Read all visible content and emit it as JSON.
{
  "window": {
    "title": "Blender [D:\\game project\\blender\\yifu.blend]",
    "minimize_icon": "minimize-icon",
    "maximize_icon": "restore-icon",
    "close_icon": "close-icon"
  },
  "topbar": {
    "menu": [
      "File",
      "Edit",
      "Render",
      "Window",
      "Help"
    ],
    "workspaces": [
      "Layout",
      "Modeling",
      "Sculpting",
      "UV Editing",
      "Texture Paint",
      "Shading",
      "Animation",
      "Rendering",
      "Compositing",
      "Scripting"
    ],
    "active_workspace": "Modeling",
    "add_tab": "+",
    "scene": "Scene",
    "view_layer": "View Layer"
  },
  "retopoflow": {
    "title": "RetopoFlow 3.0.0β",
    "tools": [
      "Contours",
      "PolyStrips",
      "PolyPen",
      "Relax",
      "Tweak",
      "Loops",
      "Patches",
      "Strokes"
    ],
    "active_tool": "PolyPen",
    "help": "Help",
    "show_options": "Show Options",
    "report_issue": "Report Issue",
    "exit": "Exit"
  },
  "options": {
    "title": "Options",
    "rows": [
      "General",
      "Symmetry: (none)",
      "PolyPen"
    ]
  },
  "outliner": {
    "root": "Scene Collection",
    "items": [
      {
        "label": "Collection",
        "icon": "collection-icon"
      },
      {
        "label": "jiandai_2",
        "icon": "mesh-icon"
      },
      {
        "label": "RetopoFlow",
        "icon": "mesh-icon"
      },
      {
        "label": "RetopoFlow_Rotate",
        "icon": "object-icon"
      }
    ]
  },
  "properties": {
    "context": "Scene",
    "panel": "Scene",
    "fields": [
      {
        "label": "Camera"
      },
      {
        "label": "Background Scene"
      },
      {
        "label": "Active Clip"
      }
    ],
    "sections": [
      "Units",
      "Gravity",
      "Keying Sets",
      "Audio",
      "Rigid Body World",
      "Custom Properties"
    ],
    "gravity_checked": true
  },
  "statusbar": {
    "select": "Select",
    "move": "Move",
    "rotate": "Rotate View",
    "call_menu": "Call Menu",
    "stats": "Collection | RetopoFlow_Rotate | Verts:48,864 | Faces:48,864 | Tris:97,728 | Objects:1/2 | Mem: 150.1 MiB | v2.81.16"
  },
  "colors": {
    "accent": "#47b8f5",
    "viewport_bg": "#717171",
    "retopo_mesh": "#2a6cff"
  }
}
...
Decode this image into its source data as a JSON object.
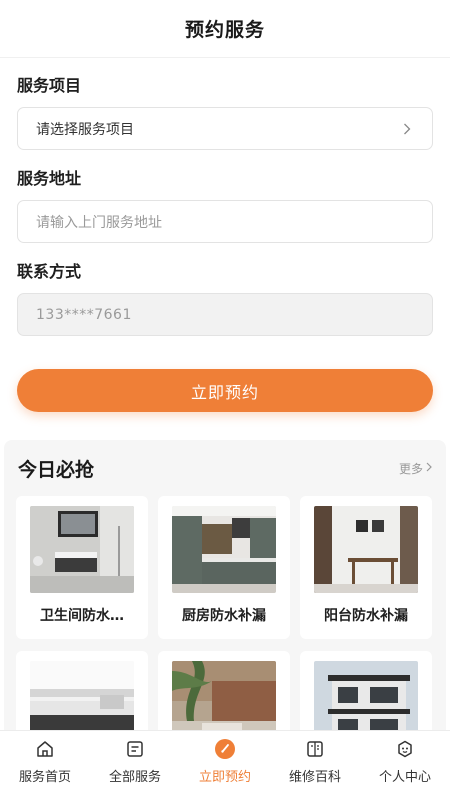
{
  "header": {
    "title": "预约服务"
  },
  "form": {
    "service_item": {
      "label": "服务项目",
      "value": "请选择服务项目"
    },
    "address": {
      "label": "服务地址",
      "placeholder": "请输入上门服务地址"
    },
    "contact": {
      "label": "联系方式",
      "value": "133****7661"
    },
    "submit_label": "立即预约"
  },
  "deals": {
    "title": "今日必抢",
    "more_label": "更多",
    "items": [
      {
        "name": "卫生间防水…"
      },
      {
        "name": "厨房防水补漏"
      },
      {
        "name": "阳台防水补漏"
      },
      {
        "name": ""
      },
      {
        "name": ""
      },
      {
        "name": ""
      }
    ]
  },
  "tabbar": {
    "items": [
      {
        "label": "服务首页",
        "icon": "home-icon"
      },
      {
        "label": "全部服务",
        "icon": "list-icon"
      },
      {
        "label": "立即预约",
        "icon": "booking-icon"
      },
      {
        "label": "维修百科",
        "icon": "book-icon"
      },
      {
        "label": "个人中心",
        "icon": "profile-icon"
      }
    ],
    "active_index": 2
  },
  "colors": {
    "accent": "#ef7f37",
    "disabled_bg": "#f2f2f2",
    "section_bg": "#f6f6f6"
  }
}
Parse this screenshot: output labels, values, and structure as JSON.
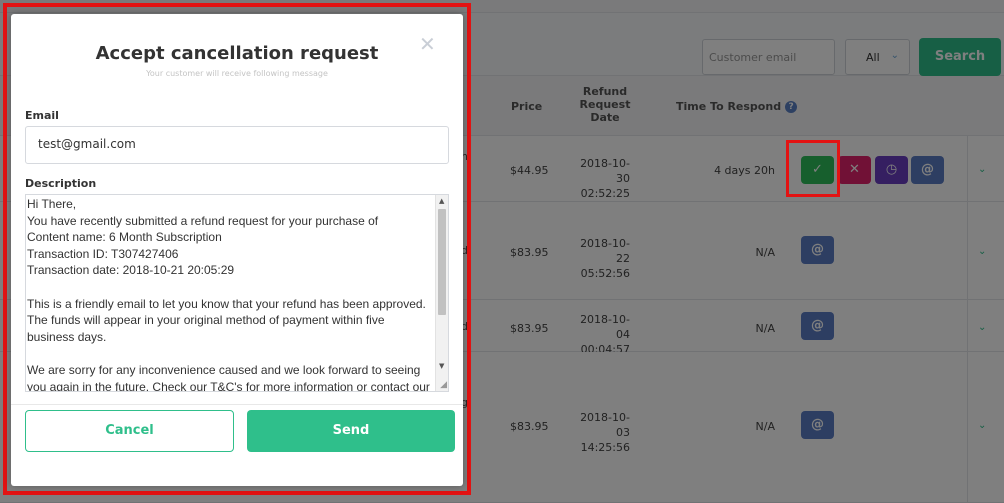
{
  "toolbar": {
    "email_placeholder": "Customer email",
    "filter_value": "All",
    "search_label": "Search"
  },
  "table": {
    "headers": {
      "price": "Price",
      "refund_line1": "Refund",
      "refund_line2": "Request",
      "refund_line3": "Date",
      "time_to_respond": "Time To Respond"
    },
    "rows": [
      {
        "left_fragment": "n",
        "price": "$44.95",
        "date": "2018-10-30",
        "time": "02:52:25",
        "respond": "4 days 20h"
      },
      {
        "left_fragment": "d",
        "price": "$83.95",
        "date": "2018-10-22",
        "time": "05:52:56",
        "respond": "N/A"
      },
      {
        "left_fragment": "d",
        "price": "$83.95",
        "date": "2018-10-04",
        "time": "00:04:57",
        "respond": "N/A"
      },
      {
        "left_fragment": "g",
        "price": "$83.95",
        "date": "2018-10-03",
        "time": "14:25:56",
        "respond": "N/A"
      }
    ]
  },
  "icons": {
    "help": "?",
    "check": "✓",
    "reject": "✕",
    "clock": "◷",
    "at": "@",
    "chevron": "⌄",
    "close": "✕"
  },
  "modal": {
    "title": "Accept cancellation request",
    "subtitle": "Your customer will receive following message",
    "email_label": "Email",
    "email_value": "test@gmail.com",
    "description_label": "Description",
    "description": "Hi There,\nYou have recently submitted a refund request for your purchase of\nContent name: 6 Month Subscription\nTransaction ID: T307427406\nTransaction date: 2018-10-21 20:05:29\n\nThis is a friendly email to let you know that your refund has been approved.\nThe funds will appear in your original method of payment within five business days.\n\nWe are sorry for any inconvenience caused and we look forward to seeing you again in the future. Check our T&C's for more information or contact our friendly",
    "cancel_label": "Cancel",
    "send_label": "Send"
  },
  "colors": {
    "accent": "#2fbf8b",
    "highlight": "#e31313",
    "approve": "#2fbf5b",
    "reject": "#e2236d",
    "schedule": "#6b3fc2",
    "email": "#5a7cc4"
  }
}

• Exercise goal: From the entries above, copy every line containing the word "accent".

• Problem solution:
    "accent": "#47b8f5",
    "accent": "#ef7f37",
    "accent": "#2fbf8b",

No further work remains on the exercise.